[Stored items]
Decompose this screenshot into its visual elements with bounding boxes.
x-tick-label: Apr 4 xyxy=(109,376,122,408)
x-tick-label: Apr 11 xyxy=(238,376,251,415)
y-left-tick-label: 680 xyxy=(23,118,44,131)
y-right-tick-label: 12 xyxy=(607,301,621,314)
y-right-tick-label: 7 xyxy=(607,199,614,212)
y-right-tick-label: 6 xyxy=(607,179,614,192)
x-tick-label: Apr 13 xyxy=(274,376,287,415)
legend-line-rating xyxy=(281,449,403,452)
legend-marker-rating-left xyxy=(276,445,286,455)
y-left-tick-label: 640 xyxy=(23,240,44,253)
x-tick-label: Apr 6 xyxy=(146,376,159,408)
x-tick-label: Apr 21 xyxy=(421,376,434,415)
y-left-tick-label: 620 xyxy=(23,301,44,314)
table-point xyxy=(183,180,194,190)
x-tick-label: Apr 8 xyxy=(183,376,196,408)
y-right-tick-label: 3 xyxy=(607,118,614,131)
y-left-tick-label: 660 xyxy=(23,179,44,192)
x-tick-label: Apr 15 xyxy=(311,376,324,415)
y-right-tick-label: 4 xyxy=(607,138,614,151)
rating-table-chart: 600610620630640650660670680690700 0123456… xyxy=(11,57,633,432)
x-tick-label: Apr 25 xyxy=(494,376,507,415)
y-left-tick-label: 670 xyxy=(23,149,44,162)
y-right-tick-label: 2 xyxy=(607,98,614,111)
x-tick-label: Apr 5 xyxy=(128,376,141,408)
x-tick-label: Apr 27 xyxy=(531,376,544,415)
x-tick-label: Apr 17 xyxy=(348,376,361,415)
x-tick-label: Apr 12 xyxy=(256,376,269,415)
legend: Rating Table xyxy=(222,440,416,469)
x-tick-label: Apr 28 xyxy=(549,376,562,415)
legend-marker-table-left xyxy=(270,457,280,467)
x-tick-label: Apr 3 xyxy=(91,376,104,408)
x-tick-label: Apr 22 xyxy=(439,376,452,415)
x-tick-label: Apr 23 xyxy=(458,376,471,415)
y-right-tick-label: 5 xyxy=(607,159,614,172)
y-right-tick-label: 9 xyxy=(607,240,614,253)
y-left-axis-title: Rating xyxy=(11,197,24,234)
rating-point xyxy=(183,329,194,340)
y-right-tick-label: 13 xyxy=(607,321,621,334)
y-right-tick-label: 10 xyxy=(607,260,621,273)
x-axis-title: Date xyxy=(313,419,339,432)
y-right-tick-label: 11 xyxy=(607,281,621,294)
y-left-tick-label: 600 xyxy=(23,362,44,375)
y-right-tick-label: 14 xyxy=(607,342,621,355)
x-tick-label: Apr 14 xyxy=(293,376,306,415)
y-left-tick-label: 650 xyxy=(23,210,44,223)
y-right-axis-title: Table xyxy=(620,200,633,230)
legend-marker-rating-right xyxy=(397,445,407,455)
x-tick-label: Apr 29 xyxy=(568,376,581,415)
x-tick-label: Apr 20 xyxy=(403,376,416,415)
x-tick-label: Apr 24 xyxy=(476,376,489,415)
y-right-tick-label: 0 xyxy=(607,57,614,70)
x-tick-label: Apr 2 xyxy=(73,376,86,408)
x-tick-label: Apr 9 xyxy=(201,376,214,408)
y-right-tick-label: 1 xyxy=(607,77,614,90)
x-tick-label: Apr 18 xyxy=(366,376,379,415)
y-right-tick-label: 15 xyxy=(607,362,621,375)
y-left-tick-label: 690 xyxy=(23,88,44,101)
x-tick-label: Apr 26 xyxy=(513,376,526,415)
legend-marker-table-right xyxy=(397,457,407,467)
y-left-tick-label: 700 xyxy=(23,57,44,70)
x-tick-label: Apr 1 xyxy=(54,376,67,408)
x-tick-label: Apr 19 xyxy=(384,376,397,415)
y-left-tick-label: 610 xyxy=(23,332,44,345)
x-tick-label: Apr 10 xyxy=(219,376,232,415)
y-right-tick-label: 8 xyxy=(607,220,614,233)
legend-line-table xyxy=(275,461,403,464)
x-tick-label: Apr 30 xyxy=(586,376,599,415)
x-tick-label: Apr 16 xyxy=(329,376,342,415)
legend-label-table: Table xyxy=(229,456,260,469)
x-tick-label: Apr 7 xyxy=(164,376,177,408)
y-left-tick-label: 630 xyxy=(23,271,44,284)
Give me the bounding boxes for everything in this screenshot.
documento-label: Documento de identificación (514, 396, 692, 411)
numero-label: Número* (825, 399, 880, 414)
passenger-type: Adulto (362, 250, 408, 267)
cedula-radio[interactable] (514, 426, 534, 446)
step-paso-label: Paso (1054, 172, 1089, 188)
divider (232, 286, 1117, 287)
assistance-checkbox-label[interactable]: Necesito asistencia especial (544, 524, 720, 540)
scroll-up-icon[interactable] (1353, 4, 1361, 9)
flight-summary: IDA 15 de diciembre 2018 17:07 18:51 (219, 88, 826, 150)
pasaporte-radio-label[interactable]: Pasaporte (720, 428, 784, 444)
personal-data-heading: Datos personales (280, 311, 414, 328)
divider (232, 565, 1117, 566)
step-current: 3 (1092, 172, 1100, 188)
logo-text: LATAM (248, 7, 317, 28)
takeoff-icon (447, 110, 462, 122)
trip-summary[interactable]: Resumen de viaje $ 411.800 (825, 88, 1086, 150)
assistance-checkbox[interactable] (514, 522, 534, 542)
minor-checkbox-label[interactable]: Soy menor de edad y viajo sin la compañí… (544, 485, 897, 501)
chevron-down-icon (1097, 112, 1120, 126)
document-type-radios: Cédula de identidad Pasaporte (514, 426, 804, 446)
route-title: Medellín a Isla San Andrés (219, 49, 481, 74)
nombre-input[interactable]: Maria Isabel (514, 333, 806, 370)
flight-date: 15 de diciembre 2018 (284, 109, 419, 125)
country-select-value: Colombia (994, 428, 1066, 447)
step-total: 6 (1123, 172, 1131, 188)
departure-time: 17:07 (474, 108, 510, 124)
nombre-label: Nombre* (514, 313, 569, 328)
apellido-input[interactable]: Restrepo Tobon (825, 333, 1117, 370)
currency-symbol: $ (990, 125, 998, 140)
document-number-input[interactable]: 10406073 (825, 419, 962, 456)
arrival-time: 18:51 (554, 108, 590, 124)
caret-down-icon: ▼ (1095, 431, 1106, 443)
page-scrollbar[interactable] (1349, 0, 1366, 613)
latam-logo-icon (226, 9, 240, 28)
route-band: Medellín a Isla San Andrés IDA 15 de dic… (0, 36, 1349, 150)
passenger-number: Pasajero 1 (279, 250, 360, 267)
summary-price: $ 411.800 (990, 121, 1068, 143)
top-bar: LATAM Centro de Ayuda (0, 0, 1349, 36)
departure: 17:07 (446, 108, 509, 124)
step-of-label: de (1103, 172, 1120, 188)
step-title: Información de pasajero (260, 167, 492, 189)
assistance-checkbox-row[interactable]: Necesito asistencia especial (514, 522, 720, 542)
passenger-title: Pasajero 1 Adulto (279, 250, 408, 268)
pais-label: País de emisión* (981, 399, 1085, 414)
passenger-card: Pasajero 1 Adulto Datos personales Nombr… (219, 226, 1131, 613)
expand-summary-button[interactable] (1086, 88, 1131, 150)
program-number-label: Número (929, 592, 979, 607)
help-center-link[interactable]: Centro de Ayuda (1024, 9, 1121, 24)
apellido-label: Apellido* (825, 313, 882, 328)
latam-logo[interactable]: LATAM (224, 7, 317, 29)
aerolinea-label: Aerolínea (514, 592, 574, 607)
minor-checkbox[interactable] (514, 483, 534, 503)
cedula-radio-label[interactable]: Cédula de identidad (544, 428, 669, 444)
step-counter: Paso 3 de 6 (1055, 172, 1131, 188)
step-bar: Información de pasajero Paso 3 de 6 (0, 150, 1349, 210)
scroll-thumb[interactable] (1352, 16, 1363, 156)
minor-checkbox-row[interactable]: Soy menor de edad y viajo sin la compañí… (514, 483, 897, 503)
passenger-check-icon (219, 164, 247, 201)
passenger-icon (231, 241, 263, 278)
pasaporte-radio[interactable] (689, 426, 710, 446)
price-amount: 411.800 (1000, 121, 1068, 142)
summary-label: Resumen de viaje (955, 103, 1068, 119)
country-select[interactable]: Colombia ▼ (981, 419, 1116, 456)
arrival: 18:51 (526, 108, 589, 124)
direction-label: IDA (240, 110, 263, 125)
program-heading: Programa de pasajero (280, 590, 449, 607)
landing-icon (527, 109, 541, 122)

**Your objective**
Repeat the lines from the first one through the line containing "legend-line-rating xyxy=(281,449,403,452)", both included, without altering anything.

**Full solution**
Decompose this screenshot into its visual elements with bounding boxes.
x-tick-label: Apr 4 xyxy=(109,376,122,408)
x-tick-label: Apr 11 xyxy=(238,376,251,415)
y-left-tick-label: 680 xyxy=(23,118,44,131)
y-right-tick-label: 12 xyxy=(607,301,621,314)
y-right-tick-label: 7 xyxy=(607,199,614,212)
y-right-tick-label: 6 xyxy=(607,179,614,192)
x-tick-label: Apr 13 xyxy=(274,376,287,415)
legend-line-rating xyxy=(281,449,403,452)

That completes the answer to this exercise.